Data entries
:::::
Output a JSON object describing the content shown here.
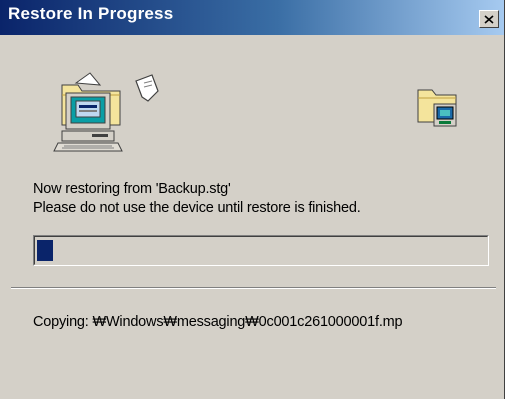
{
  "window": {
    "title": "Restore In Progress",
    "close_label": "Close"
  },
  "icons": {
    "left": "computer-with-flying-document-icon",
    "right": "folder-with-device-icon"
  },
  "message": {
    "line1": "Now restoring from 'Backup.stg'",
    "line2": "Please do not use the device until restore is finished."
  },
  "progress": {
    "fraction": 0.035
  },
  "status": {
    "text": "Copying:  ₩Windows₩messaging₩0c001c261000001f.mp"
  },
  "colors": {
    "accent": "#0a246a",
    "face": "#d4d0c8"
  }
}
:::::
## Exercise requirements
Look through the entries above and list every line containing "with".

## The response
    "left": "computer-with-flying-document-icon",
    "right": "folder-with-device-icon"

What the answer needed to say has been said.